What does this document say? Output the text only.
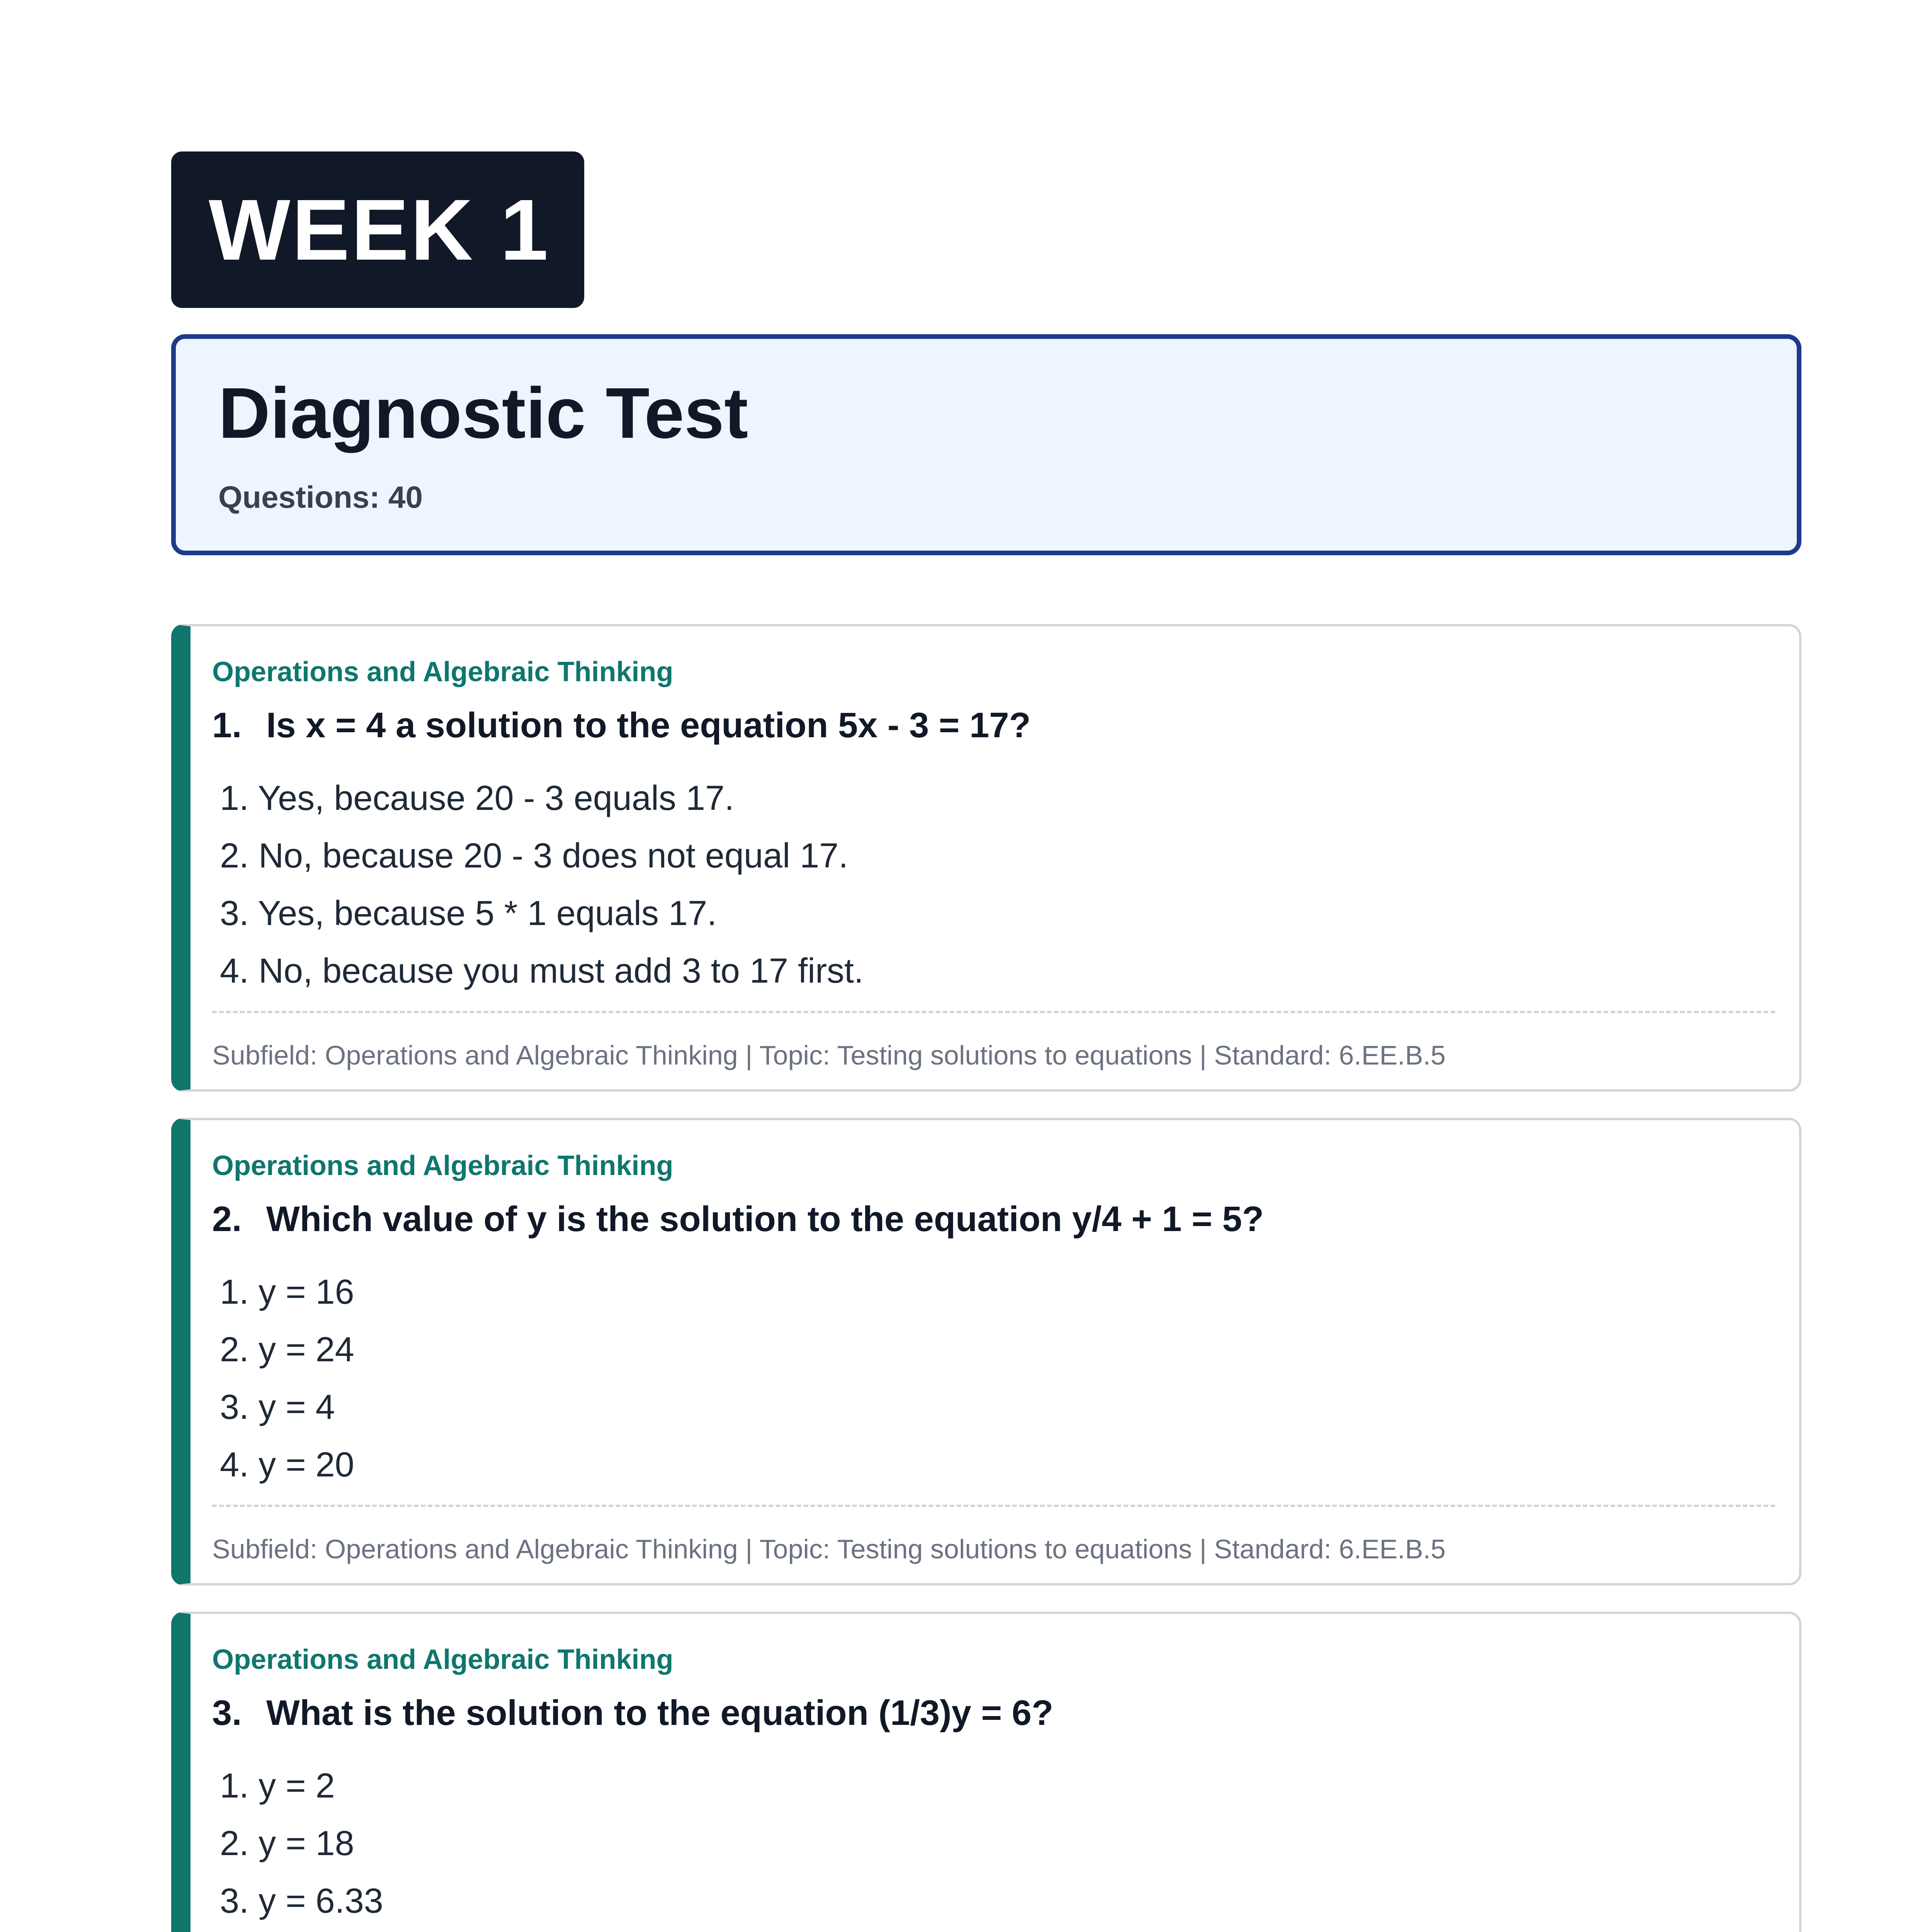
WEEK 1
Diagnostic Test
Questions: 40
Operations and Algebraic Thinking
1. Is x = 4 a solution to the equation 5x - 3 = 17?
1. Yes, because 20 - 3 equals 17.
2. No, because 20 - 3 does not equal 17.
3. Yes, because 5 * 1 equals 17.
4. No, because you must add 3 to 17 first.
Subfield: Operations and Algebraic Thinking | Topic: Testing solutions to equations | Standard: 6.EE.B.5
Operations and Algebraic Thinking
2. Which value of y is the solution to the equation y/4 + 1 = 5?
1. y = 16
2. y = 24
3. y = 4
4. y = 20
Subfield: Operations and Algebraic Thinking | Topic: Testing solutions to equations | Standard: 6.EE.B.5
Operations and Algebraic Thinking
3. What is the solution to the equation (1/3)y = 6?
1. y = 2
2. y = 18
3. y = 6.33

*EXERCISE*
Filter the listing above by the word "equals"; copy each line that passes.

*WRITTEN ANSWER*
1. Yes, because 20 - 3 equals 17.
3. Yes, because 5 * 1 equals 17.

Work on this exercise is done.